■ **DATA**:
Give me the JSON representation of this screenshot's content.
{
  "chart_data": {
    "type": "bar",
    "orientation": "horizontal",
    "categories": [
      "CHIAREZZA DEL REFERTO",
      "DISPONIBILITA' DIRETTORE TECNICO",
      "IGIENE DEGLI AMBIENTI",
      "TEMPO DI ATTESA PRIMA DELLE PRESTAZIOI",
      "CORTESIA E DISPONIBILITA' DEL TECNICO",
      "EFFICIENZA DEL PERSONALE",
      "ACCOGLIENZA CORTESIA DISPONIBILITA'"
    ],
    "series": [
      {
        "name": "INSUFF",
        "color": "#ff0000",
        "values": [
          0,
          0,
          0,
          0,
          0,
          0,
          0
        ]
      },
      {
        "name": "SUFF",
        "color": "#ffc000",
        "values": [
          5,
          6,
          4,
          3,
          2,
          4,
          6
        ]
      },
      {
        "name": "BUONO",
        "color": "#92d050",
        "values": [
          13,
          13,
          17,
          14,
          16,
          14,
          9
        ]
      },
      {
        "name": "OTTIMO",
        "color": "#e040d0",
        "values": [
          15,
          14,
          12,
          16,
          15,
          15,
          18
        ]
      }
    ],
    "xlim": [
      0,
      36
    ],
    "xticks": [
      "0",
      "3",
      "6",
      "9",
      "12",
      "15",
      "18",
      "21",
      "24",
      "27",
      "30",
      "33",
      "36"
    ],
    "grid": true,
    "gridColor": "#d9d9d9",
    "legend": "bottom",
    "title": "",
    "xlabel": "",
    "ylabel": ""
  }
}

■ **WHAT IS REQUIRED**:
Say how many lines in the records hold the string "TECNICO", and say nothing else.

■ **FULL OUTPUT**:
2